> WRITTEN TASK:
Print out each entry below exactly, please.

----- DATA SECTION -----

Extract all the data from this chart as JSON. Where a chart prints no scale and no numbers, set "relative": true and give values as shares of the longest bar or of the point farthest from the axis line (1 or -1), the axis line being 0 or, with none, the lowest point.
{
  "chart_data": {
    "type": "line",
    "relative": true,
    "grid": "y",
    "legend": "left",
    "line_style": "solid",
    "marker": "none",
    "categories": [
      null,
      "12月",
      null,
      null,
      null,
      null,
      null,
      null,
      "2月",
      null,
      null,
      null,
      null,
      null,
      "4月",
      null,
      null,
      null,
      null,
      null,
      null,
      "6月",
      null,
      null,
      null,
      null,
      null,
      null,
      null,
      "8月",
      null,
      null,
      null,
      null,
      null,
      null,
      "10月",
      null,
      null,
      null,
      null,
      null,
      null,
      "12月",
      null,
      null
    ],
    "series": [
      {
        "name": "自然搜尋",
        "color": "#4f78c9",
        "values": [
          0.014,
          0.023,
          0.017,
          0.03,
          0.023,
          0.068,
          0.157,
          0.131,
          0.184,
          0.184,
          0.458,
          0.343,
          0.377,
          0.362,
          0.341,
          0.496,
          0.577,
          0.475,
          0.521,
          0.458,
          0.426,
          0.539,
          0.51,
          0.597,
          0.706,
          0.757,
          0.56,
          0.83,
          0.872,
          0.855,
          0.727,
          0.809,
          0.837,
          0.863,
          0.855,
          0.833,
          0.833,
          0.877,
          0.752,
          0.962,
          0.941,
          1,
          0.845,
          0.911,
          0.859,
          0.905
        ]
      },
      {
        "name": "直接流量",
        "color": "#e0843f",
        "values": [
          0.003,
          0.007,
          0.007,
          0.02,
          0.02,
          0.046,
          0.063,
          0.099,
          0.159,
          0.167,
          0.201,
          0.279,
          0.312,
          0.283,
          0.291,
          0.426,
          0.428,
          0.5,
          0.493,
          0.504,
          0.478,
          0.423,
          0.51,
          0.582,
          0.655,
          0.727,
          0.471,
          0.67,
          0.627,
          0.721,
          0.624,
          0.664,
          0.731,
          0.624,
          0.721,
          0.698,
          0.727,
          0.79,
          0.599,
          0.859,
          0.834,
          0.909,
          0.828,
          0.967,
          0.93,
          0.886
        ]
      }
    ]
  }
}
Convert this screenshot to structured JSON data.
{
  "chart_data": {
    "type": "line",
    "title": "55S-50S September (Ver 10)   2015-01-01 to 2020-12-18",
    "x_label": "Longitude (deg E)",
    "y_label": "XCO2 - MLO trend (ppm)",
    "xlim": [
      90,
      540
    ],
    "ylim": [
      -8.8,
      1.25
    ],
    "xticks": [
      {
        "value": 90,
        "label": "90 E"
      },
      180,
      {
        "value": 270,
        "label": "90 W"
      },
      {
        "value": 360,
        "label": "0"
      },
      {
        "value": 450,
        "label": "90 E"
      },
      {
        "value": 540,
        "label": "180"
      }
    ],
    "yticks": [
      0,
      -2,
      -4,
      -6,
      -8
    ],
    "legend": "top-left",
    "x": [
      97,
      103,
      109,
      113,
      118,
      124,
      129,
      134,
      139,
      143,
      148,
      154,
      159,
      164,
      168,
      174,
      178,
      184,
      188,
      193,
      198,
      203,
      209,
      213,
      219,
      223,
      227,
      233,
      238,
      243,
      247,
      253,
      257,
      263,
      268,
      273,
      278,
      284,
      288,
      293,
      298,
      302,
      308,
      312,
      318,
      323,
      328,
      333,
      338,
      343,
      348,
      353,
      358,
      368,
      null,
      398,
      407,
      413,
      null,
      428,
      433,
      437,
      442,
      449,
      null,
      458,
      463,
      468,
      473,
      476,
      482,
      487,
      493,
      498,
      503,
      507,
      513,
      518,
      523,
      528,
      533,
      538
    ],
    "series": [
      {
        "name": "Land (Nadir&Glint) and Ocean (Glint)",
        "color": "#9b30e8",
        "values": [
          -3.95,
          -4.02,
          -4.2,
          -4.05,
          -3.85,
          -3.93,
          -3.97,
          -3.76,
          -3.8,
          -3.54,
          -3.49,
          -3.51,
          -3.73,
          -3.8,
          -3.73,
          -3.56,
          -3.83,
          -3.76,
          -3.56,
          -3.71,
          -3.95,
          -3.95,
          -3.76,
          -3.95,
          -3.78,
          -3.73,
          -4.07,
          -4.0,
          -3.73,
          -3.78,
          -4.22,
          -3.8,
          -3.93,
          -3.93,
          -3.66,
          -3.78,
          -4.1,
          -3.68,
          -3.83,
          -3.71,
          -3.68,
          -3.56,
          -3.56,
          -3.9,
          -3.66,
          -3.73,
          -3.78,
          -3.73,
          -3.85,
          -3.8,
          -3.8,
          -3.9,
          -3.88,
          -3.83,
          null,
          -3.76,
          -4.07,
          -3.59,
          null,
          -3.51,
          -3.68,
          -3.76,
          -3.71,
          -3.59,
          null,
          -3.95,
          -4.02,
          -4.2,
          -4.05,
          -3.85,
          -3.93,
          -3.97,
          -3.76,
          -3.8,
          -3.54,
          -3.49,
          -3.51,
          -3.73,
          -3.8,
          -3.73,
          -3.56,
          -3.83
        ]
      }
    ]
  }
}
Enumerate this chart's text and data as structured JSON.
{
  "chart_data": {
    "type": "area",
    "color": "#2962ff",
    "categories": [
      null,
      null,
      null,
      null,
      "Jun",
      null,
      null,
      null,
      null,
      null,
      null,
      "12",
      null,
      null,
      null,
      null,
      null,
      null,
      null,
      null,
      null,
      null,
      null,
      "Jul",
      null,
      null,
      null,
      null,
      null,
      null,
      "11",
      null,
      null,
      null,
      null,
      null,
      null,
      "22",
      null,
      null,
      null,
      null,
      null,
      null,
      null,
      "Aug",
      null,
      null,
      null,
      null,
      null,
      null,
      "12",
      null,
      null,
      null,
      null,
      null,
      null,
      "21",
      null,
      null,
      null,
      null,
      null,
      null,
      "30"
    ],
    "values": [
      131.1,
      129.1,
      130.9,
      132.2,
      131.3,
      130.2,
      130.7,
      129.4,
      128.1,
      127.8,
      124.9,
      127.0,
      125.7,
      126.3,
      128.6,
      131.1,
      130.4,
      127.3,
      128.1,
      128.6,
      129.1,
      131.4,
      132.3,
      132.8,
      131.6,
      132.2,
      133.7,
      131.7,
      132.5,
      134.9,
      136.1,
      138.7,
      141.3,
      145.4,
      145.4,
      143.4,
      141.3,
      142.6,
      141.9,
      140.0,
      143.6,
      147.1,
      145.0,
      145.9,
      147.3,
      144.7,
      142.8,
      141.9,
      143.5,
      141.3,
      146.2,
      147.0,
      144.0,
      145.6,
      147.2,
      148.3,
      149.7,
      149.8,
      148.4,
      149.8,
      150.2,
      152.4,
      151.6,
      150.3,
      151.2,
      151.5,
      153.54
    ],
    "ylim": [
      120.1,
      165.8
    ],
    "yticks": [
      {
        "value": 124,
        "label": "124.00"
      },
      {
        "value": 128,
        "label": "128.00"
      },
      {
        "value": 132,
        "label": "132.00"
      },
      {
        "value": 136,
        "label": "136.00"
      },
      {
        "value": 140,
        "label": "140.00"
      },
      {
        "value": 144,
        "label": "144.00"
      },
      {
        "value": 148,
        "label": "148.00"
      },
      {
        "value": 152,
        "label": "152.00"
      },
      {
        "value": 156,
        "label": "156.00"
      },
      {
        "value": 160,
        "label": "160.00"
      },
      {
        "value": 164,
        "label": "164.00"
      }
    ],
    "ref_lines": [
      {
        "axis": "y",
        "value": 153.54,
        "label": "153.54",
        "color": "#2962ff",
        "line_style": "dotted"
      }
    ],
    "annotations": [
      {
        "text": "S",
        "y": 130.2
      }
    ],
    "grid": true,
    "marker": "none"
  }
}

-----

> SOLUTION BELOW:
Extract all the data from this chart as JSON. Where a chart prints no scale and no numbers, set "relative": true and give values as shares of the longest bar or of the point farthest from the axis line (1 or -1), the axis line being 0 or, with none, the lowest point.
{
  "chart_data": {
    "type": "line",
    "relative": true,
    "grid": "y",
    "legend": "left",
    "line_style": "solid",
    "marker": "none",
    "categories": [
      null,
      "12月",
      null,
      null,
      null,
      null,
      null,
      null,
      "2月",
      null,
      null,
      null,
      null,
      null,
      "4月",
      null,
      null,
      null,
      null,
      null,
      null,
      "6月",
      null,
      null,
      null,
      null,
      null,
      null,
      null,
      "8月",
      null,
      null,
      null,
      null,
      null,
      null,
      "10月",
      null,
      null,
      null,
      null,
      null,
      null,
      "12月",
      null,
      null
    ],
    "series": [
      {
        "name": "自然搜尋",
        "color": "#4f78c9",
        "values": [
          0.014,
          0.023,
          0.017,
          0.03,
          0.023,
          0.068,
          0.157,
          0.131,
          0.184,
          0.184,
          0.458,
          0.343,
          0.377,
          0.362,
          0.341,
          0.496,
          0.577,
          0.475,
          0.521,
          0.458,
          0.426,
          0.539,
          0.51,
          0.597,
          0.706,
          0.757,
          0.56,
          0.83,
          0.872,
          0.855,
          0.727,
          0.809,
          0.837,
          0.863,
          0.855,
          0.833,
          0.833,
          0.877,
          0.752,
          0.962,
          0.941,
          1,
          0.845,
          0.911,
          0.859,
          0.905
        ]
      },
      {
        "name": "直接流量",
        "color": "#e0843f",
        "values": [
          0.003,
          0.007,
          0.007,
          0.02,
          0.02,
          0.046,
          0.063,
          0.099,
          0.159,
          0.167,
          0.201,
          0.279,
          0.312,
          0.283,
          0.291,
          0.426,
          0.428,
          0.5,
          0.493,
          0.504,
          0.478,
          0.423,
          0.51,
          0.582,
          0.655,
          0.727,
          0.471,
          0.67,
          0.627,
          0.721,
          0.624,
          0.664,
          0.731,
          0.624,
          0.721,
          0.698,
          0.727,
          0.79,
          0.599,
          0.859,
          0.834,
          0.909,
          0.828,
          0.967,
          0.93,
          0.886
        ]
      }
    ]
  }
}
Convert this screenshot to structured JSON data.
{
  "chart_data": {
    "type": "line",
    "title": "55S-50S September (Ver 10)   2015-01-01 to 2020-12-18",
    "x_label": "Longitude (deg E)",
    "y_label": "XCO2 - MLO trend (ppm)",
    "xlim": [
      90,
      540
    ],
    "ylim": [
      -8.8,
      1.25
    ],
    "xticks": [
      {
        "value": 90,
        "label": "90 E"
      },
      180,
      {
        "value": 270,
        "label": "90 W"
      },
      {
        "value": 360,
        "label": "0"
      },
      {
        "value": 450,
        "label": "90 E"
      },
      {
        "value": 540,
        "label": "180"
      }
    ],
    "yticks": [
      0,
      -2,
      -4,
      -6,
      -8
    ],
    "legend": "top-left",
    "x": [
      97,
      103,
      109,
      113,
      118,
      124,
      129,
      134,
      139,
      143,
      148,
      154,
      159,
      164,
      168,
      174,
      178,
      184,
      188,
      193,
      198,
      203,
      209,
      213,
      219,
      223,
      227,
      233,
      238,
      243,
      247,
      253,
      257,
      263,
      268,
      273,
      278,
      284,
      288,
      293,
      298,
      302,
      308,
      312,
      318,
      323,
      328,
      333,
      338,
      343,
      348,
      353,
      358,
      368,
      null,
      398,
      407,
      413,
      null,
      428,
      433,
      437,
      442,
      449,
      null,
      458,
      463,
      468,
      473,
      476,
      482,
      487,
      493,
      498,
      503,
      507,
      513,
      518,
      523,
      528,
      533,
      538
    ],
    "series": [
      {
        "name": "Land (Nadir&Glint) and Ocean (Glint)",
        "color": "#9b30e8",
        "values": [
          -3.95,
          -4.02,
          -4.2,
          -4.05,
          -3.85,
          -3.93,
          -3.97,
          -3.76,
          -3.8,
          -3.54,
          -3.49,
          -3.51,
          -3.73,
          -3.8,
          -3.73,
          -3.56,
          -3.83,
          -3.76,
          -3.56,
          -3.71,
          -3.95,
          -3.95,
          -3.76,
          -3.95,
          -3.78,
          -3.73,
          -4.07,
          -4.0,
          -3.73,
          -3.78,
          -4.22,
          -3.8,
          -3.93,
          -3.93,
          -3.66,
          -3.78,
          -4.1,
          -3.68,
          -3.83,
          -3.71,
          -3.68,
          -3.56,
          -3.56,
          -3.9,
          -3.66,
          -3.73,
          -3.78,
          -3.73,
          -3.85,
          -3.8,
          -3.8,
          -3.9,
          -3.88,
          -3.83,
          null,
          -3.76,
          -4.07,
          -3.59,
          null,
          -3.51,
          -3.68,
          -3.76,
          -3.71,
          -3.59,
          null,
          -3.95,
          -4.02,
          -4.2,
          -4.05,
          -3.85,
          -3.93,
          -3.97,
          -3.76,
          -3.8,
          -3.54,
          -3.49,
          -3.51,
          -3.73,
          -3.8,
          -3.73,
          -3.56,
          -3.83
        ]
      }
    ]
  }
}
Enumerate this chart's text and data as structured JSON.
{
  "chart_data": {
    "type": "area",
    "color": "#2962ff",
    "categories": [
      null,
      null,
      null,
      null,
      "Jun",
      null,
      null,
      null,
      null,
      null,
      null,
      "12",
      null,
      null,
      null,
      null,
      null,
      null,
      null,
      null,
      null,
      null,
      null,
      "Jul",
      null,
      null,
      null,
      null,
      null,
      null,
      "11",
      null,
      null,
      null,
      null,
      null,
      null,
      "22",
      null,
      null,
      null,
      null,
      null,
      null,
      null,
      "Aug",
      null,
      null,
      null,
      null,
      null,
      null,
      "12",
      null,
      null,
      null,
      null,
      null,
      null,
      "21",
      null,
      null,
      null,
      null,
      null,
      null,
      "30"
    ],
    "values": [
      131.1,
      129.1,
      130.9,
      132.2,
      131.3,
      130.2,
      130.7,
      129.4,
      128.1,
      127.8,
      124.9,
      127.0,
      125.7,
      126.3,
      128.6,
      131.1,
      130.4,
      127.3,
      128.1,
      128.6,
      129.1,
      131.4,
      132.3,
      132.8,
      131.6,
      132.2,
      133.7,
      131.7,
      132.5,
      134.9,
      136.1,
      138.7,
      141.3,
      145.4,
      145.4,
      143.4,
      141.3,
      142.6,
      141.9,
      140.0,
      143.6,
      147.1,
      145.0,
      145.9,
      147.3,
      144.7,
      142.8,
      141.9,
      143.5,
      141.3,
      146.2,
      147.0,
      144.0,
      145.6,
      147.2,
      148.3,
      149.7,
      149.8,
      148.4,
      149.8,
      150.2,
      152.4,
      151.6,
      150.3,
      151.2,
      151.5,
      153.54
    ],
    "ylim": [
      120.1,
      165.8
    ],
    "yticks": [
      {
        "value": 124,
        "label": "124.00"
      },
      {
        "value": 128,
        "label": "128.00"
      },
      {
        "value": 132,
        "label": "132.00"
      },
      {
        "value": 136,
        "label": "136.00"
      },
      {
        "value": 140,
        "label": "140.00"
      },
      {
        "value": 144,
        "label": "144.00"
      },
      {
        "value": 148,
        "label": "148.00"
      },
      {
        "value": 152,
        "label": "152.00"
      },
      {
        "value": 156,
        "label": "156.00"
      },
      {
        "value": 160,
        "label": "160.00"
      },
      {
        "value": 164,
        "label": "164.00"
      }
    ],
    "ref_lines": [
      {
        "axis": "y",
        "value": 153.54,
        "label": "153.54",
        "color": "#2962ff",
        "line_style": "dotted"
      }
    ],
    "annotations": [
      {
        "text": "S",
        "y": 130.2
      }
    ],
    "grid": true,
    "marker": "none"
  }
}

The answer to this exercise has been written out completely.